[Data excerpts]
+++++

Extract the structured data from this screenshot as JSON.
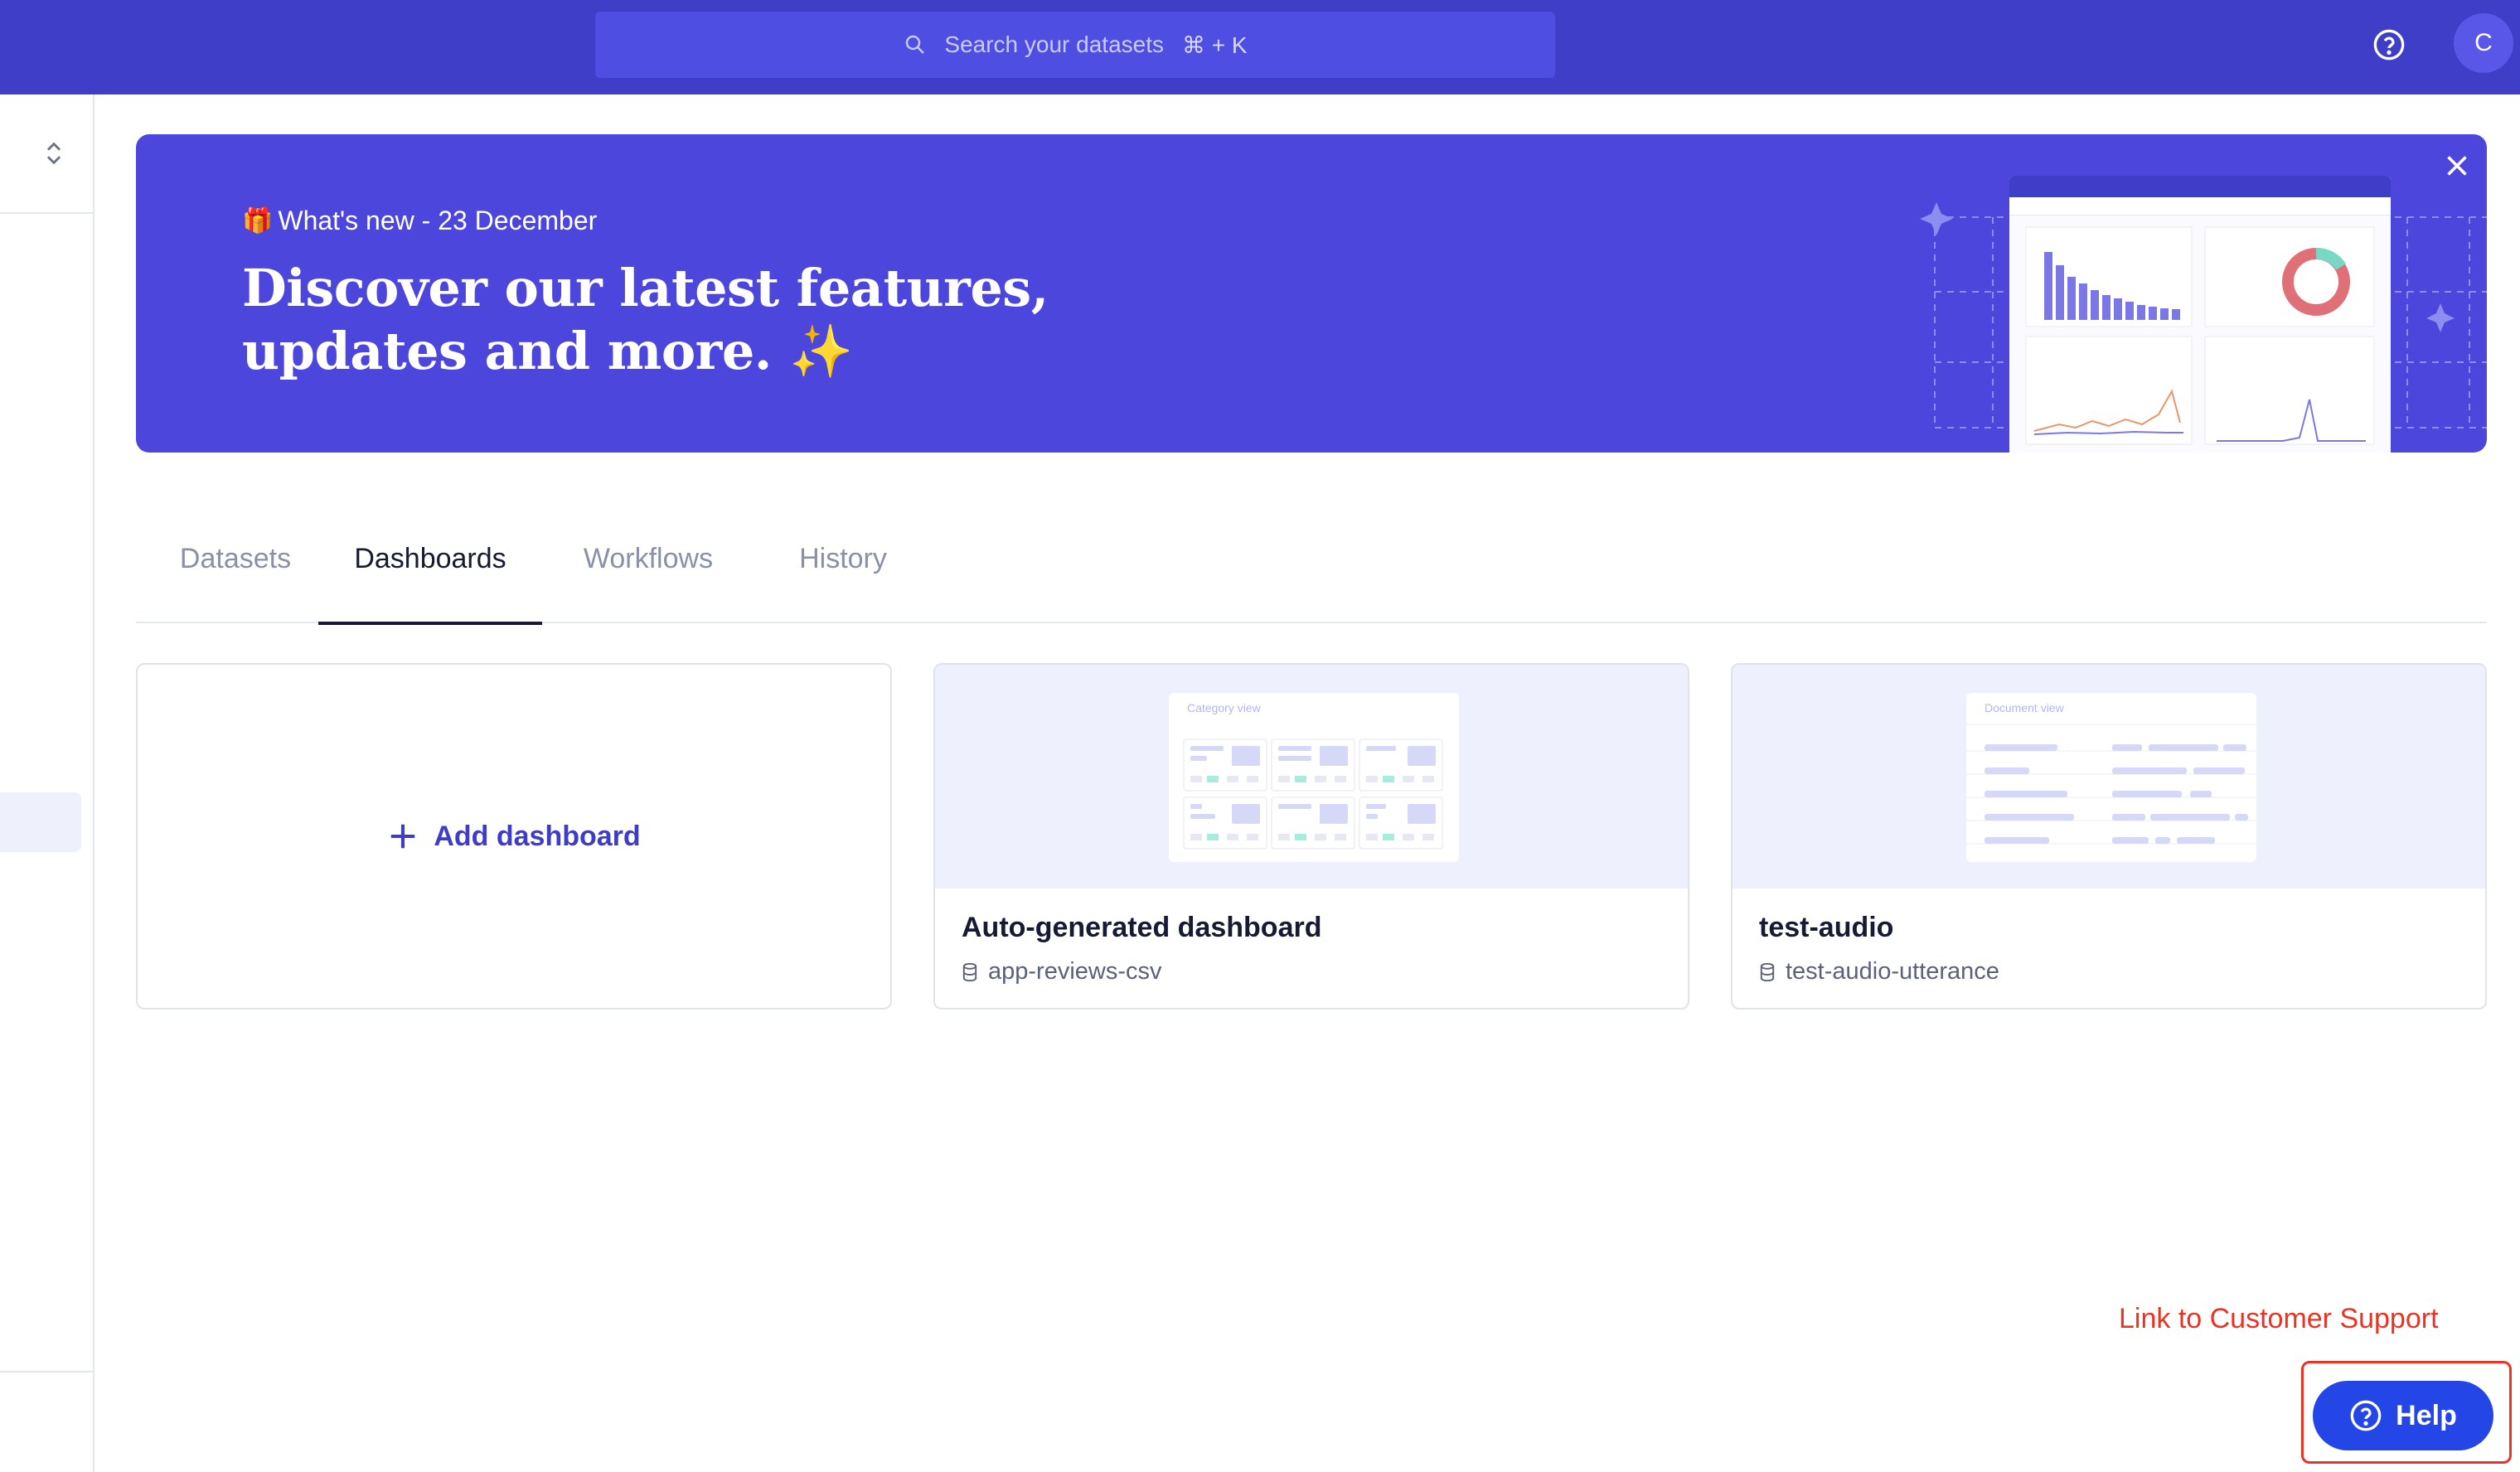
{
  "search": {
    "placeholder": "Search your datasets",
    "shortcut": "⌘ + K"
  },
  "user": {
    "avatar_initial": "C"
  },
  "banner": {
    "kicker": "What's new - 23 December",
    "headline_line1": "Discover our latest features,",
    "headline_line2": "updates and more. ✨"
  },
  "tabs": [
    {
      "label": "Datasets",
      "active": false
    },
    {
      "label": "Dashboards",
      "active": true
    },
    {
      "label": "Workflows",
      "active": false
    },
    {
      "label": "History",
      "active": false
    }
  ],
  "cards": {
    "add": {
      "label": "Add dashboard"
    },
    "items": [
      {
        "title": "Auto-generated dashboard",
        "dataset": "app-reviews-csv",
        "preview_label": "Category view"
      },
      {
        "title": "test-audio",
        "dataset": "test-audio-utterance",
        "preview_label": "Document view"
      }
    ]
  },
  "support": {
    "annotation": "Link to Customer Support",
    "help_label": "Help"
  },
  "colors": {
    "topbar": "#3e3ec8",
    "banner": "#4c46dc",
    "accent": "#3f3dc6",
    "help": "#2446e6",
    "annotation": "#ea3323"
  }
}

+++++

Your task: Using the listing above, gather each line that holds the string "annotation" and copy it.

Written solution:
    "annotation": "Link to Customer Support",
    "annotation": "#ea3323"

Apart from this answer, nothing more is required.